§ **Challenge**
Lines holding the string "Kartik" are the ones to copy; find them all in the data.

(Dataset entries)
>> Begin

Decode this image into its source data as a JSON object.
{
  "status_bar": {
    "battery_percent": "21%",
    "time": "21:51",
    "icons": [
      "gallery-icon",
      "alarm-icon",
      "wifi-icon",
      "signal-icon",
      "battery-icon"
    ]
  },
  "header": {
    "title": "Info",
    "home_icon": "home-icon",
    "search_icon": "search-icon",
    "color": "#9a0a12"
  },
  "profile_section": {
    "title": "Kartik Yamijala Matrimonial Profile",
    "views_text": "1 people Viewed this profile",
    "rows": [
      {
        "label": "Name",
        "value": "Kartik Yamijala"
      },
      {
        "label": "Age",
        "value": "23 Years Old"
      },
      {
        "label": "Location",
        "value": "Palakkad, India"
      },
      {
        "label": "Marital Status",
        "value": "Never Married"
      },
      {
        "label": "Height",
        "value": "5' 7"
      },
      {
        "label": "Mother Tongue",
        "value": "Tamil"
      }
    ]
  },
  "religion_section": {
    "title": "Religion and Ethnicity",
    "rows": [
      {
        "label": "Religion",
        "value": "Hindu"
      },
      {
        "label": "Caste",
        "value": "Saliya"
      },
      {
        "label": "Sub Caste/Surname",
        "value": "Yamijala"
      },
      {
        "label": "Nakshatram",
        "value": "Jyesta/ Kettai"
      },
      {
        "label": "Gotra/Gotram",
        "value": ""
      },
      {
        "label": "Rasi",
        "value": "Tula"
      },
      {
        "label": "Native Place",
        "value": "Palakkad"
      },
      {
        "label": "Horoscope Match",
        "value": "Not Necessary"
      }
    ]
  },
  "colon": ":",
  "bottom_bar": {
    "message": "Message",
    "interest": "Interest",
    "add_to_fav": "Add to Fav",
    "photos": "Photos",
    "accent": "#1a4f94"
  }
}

>> End

§ **Exercise result**
    "title": "Kartik Yamijala Matrimonial Profile",
        "value": "Kartik Yamijala"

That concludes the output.